* Begin MATERIAL PROVIDED *

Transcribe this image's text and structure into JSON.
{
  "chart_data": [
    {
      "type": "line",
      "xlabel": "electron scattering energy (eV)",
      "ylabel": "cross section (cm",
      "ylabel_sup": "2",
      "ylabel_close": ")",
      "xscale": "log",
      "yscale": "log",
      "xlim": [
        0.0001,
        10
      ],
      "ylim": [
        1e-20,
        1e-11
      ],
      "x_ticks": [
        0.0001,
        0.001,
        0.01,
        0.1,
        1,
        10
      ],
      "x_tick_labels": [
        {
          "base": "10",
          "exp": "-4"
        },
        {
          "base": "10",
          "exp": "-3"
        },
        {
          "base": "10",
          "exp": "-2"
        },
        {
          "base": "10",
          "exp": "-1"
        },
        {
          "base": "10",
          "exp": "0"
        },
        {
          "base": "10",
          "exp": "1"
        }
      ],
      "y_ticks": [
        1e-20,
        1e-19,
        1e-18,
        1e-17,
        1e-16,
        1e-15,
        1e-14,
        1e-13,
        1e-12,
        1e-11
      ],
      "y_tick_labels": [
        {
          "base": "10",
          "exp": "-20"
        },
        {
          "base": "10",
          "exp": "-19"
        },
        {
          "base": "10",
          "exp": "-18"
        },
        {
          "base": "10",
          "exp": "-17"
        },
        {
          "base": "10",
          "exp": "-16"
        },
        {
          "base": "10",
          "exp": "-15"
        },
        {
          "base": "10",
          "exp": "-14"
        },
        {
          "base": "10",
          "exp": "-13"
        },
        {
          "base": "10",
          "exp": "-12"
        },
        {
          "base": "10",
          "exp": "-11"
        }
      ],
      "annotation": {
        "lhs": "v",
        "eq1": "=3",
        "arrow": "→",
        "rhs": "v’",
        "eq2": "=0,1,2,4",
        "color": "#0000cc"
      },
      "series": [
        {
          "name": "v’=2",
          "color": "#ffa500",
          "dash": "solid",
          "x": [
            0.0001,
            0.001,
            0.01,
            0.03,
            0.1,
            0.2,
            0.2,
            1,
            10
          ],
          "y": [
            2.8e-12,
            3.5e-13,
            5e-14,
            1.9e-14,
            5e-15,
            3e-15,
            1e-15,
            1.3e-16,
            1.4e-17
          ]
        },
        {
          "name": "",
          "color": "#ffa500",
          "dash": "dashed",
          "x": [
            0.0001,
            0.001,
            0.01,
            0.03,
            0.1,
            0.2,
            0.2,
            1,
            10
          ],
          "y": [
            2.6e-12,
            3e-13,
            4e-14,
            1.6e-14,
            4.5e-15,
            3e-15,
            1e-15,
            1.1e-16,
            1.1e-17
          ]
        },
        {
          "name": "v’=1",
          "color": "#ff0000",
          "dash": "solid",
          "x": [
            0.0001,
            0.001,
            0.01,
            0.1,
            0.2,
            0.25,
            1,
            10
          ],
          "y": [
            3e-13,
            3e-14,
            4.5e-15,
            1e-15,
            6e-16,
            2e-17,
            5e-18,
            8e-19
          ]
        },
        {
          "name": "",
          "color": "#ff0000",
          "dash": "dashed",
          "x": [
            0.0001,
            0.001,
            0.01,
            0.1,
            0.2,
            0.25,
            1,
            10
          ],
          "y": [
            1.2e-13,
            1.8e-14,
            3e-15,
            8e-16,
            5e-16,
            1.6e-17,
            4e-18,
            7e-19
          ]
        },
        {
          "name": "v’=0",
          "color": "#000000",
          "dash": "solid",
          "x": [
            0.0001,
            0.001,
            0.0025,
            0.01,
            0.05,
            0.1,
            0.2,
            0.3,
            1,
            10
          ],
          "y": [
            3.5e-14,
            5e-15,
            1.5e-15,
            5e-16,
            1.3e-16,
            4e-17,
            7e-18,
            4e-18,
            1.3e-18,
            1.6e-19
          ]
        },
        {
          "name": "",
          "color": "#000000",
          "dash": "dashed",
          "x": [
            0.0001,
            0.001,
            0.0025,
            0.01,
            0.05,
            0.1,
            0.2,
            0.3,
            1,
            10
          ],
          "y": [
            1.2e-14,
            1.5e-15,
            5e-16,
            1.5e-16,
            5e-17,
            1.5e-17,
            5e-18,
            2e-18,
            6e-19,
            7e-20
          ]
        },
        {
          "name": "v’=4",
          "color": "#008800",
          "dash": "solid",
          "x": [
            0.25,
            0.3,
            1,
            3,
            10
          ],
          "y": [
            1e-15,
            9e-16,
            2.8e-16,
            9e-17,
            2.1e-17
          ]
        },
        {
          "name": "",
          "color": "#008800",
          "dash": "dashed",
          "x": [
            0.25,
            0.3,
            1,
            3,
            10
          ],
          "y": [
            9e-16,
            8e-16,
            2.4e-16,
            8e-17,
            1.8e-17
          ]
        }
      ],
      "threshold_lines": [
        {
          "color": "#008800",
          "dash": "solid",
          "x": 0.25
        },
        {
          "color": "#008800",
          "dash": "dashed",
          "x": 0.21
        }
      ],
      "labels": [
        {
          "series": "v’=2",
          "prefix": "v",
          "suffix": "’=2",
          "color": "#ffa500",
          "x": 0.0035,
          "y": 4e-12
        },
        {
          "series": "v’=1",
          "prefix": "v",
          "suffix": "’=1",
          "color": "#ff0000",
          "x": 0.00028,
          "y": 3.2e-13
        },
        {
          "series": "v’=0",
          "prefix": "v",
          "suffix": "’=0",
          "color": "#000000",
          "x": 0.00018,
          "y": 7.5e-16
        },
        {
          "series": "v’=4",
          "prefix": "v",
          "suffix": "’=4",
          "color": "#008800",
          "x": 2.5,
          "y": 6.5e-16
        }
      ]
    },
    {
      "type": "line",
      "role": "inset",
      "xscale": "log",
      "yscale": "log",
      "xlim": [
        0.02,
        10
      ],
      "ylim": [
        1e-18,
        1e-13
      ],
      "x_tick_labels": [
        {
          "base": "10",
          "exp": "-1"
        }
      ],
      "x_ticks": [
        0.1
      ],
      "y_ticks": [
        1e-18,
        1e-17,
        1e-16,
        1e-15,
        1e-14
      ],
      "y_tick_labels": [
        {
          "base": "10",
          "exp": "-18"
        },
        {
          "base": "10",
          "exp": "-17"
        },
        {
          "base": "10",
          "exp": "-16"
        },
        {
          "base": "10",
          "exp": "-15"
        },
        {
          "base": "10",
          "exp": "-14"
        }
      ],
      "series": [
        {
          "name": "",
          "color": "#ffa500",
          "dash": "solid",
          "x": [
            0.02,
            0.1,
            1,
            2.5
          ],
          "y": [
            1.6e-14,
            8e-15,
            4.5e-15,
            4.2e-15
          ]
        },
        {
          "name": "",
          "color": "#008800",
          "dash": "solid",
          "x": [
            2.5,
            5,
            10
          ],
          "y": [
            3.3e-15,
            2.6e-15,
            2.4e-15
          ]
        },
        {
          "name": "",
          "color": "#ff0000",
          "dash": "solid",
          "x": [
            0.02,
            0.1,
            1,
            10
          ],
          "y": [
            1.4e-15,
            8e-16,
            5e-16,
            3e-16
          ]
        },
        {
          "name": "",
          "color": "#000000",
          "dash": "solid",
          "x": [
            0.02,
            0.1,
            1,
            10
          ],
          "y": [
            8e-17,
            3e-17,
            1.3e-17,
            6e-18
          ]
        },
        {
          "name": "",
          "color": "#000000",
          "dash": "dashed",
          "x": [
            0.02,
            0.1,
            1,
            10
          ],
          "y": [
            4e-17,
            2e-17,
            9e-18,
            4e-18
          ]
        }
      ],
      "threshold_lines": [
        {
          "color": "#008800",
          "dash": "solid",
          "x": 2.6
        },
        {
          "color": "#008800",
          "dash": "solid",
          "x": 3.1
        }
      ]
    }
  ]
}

* End MATERIAL PROVIDED *

**WHAT THE EXERCISE ASKS:**
Restate the records, all of them, precisely as written.

**ANSWER TO THE PROBLEM:**
Transcribe this image's text and structure into JSON.
{
  "chart_data": [
    {
      "type": "line",
      "xlabel": "electron scattering energy (eV)",
      "ylabel": "cross section (cm",
      "ylabel_sup": "2",
      "ylabel_close": ")",
      "xscale": "log",
      "yscale": "log",
      "xlim": [
        0.0001,
        10
      ],
      "ylim": [
        1e-20,
        1e-11
      ],
      "x_ticks": [
        0.0001,
        0.001,
        0.01,
        0.1,
        1,
        10
      ],
      "x_tick_labels": [
        {
          "base": "10",
          "exp": "-4"
        },
        {
          "base": "10",
          "exp": "-3"
        },
        {
          "base": "10",
          "exp": "-2"
        },
        {
          "base": "10",
          "exp": "-1"
        },
        {
          "base": "10",
          "exp": "0"
        },
        {
          "base": "10",
          "exp": "1"
        }
      ],
      "y_ticks": [
        1e-20,
        1e-19,
        1e-18,
        1e-17,
        1e-16,
        1e-15,
        1e-14,
        1e-13,
        1e-12,
        1e-11
      ],
      "y_tick_labels": [
        {
          "base": "10",
          "exp": "-20"
        },
        {
          "base": "10",
          "exp": "-19"
        },
        {
          "base": "10",
          "exp": "-18"
        },
        {
          "base": "10",
          "exp": "-17"
        },
        {
          "base": "10",
          "exp": "-16"
        },
        {
          "base": "10",
          "exp": "-15"
        },
        {
          "base": "10",
          "exp": "-14"
        },
        {
          "base": "10",
          "exp": "-13"
        },
        {
          "base": "10",
          "exp": "-12"
        },
        {
          "base": "10",
          "exp": "-11"
        }
      ],
      "annotation": {
        "lhs": "v",
        "eq1": "=3",
        "arrow": "→",
        "rhs": "v’",
        "eq2": "=0,1,2,4",
        "color": "#0000cc"
      },
      "series": [
        {
          "name": "v’=2",
          "color": "#ffa500",
          "dash": "solid",
          "x": [
            0.0001,
            0.001,
            0.01,
            0.03,
            0.1,
            0.2,
            0.2,
            1,
            10
          ],
          "y": [
            2.8e-12,
            3.5e-13,
            5e-14,
            1.9e-14,
            5e-15,
            3e-15,
            1e-15,
            1.3e-16,
            1.4e-17
          ]
        },
        {
          "name": "",
          "color": "#ffa500",
          "dash": "dashed",
          "x": [
            0.0001,
            0.001,
            0.01,
            0.03,
            0.1,
            0.2,
            0.2,
            1,
            10
          ],
          "y": [
            2.6e-12,
            3e-13,
            4e-14,
            1.6e-14,
            4.5e-15,
            3e-15,
            1e-15,
            1.1e-16,
            1.1e-17
          ]
        },
        {
          "name": "v’=1",
          "color": "#ff0000",
          "dash": "solid",
          "x": [
            0.0001,
            0.001,
            0.01,
            0.1,
            0.2,
            0.25,
            1,
            10
          ],
          "y": [
            3e-13,
            3e-14,
            4.5e-15,
            1e-15,
            6e-16,
            2e-17,
            5e-18,
            8e-19
          ]
        },
        {
          "name": "",
          "color": "#ff0000",
          "dash": "dashed",
          "x": [
            0.0001,
            0.001,
            0.01,
            0.1,
            0.2,
            0.25,
            1,
            10
          ],
          "y": [
            1.2e-13,
            1.8e-14,
            3e-15,
            8e-16,
            5e-16,
            1.6e-17,
            4e-18,
            7e-19
          ]
        },
        {
          "name": "v’=0",
          "color": "#000000",
          "dash": "solid",
          "x": [
            0.0001,
            0.001,
            0.0025,
            0.01,
            0.05,
            0.1,
            0.2,
            0.3,
            1,
            10
          ],
          "y": [
            3.5e-14,
            5e-15,
            1.5e-15,
            5e-16,
            1.3e-16,
            4e-17,
            7e-18,
            4e-18,
            1.3e-18,
            1.6e-19
          ]
        },
        {
          "name": "",
          "color": "#000000",
          "dash": "dashed",
          "x": [
            0.0001,
            0.001,
            0.0025,
            0.01,
            0.05,
            0.1,
            0.2,
            0.3,
            1,
            10
          ],
          "y": [
            1.2e-14,
            1.5e-15,
            5e-16,
            1.5e-16,
            5e-17,
            1.5e-17,
            5e-18,
            2e-18,
            6e-19,
            7e-20
          ]
        },
        {
          "name": "v’=4",
          "color": "#008800",
          "dash": "solid",
          "x": [
            0.25,
            0.3,
            1,
            3,
            10
          ],
          "y": [
            1e-15,
            9e-16,
            2.8e-16,
            9e-17,
            2.1e-17
          ]
        },
        {
          "name": "",
          "color": "#008800",
          "dash": "dashed",
          "x": [
            0.25,
            0.3,
            1,
            3,
            10
          ],
          "y": [
            9e-16,
            8e-16,
            2.4e-16,
            8e-17,
            1.8e-17
          ]
        }
      ],
      "threshold_lines": [
        {
          "color": "#008800",
          "dash": "solid",
          "x": 0.25
        },
        {
          "color": "#008800",
          "dash": "dashed",
          "x": 0.21
        }
      ],
      "labels": [
        {
          "series": "v’=2",
          "prefix": "v",
          "suffix": "’=2",
          "color": "#ffa500",
          "x": 0.0035,
          "y": 4e-12
        },
        {
          "series": "v’=1",
          "prefix": "v",
          "suffix": "’=1",
          "color": "#ff0000",
          "x": 0.00028,
          "y": 3.2e-13
        },
        {
          "series": "v’=0",
          "prefix": "v",
          "suffix": "’=0",
          "color": "#000000",
          "x": 0.00018,
          "y": 7.5e-16
        },
        {
          "series": "v’=4",
          "prefix": "v",
          "suffix": "’=4",
          "color": "#008800",
          "x": 2.5,
          "y": 6.5e-16
        }
      ]
    },
    {
      "type": "line",
      "role": "inset",
      "xscale": "log",
      "yscale": "log",
      "xlim": [
        0.02,
        10
      ],
      "ylim": [
        1e-18,
        1e-13
      ],
      "x_tick_labels": [
        {
          "base": "10",
          "exp": "-1"
        }
      ],
      "x_ticks": [
        0.1
      ],
      "y_ticks": [
        1e-18,
        1e-17,
        1e-16,
        1e-15,
        1e-14
      ],
      "y_tick_labels": [
        {
          "base": "10",
          "exp": "-18"
        },
        {
          "base": "10",
          "exp": "-17"
        },
        {
          "base": "10",
          "exp": "-16"
        },
        {
          "base": "10",
          "exp": "-15"
        },
        {
          "base": "10",
          "exp": "-14"
        }
      ],
      "series": [
        {
          "name": "",
          "color": "#ffa500",
          "dash": "solid",
          "x": [
            0.02,
            0.1,
            1,
            2.5
          ],
          "y": [
            1.6e-14,
            8e-15,
            4.5e-15,
            4.2e-15
          ]
        },
        {
          "name": "",
          "color": "#008800",
          "dash": "solid",
          "x": [
            2.5,
            5,
            10
          ],
          "y": [
            3.3e-15,
            2.6e-15,
            2.4e-15
          ]
        },
        {
          "name": "",
          "color": "#ff0000",
          "dash": "solid",
          "x": [
            0.02,
            0.1,
            1,
            10
          ],
          "y": [
            1.4e-15,
            8e-16,
            5e-16,
            3e-16
          ]
        },
        {
          "name": "",
          "color": "#000000",
          "dash": "solid",
          "x": [
            0.02,
            0.1,
            1,
            10
          ],
          "y": [
            8e-17,
            3e-17,
            1.3e-17,
            6e-18
          ]
        },
        {
          "name": "",
          "color": "#000000",
          "dash": "dashed",
          "x": [
            0.02,
            0.1,
            1,
            10
          ],
          "y": [
            4e-17,
            2e-17,
            9e-18,
            4e-18
          ]
        }
      ],
      "threshold_lines": [
        {
          "color": "#008800",
          "dash": "solid",
          "x": 2.6
        },
        {
          "color": "#008800",
          "dash": "solid",
          "x": 3.1
        }
      ]
    }
  ]
}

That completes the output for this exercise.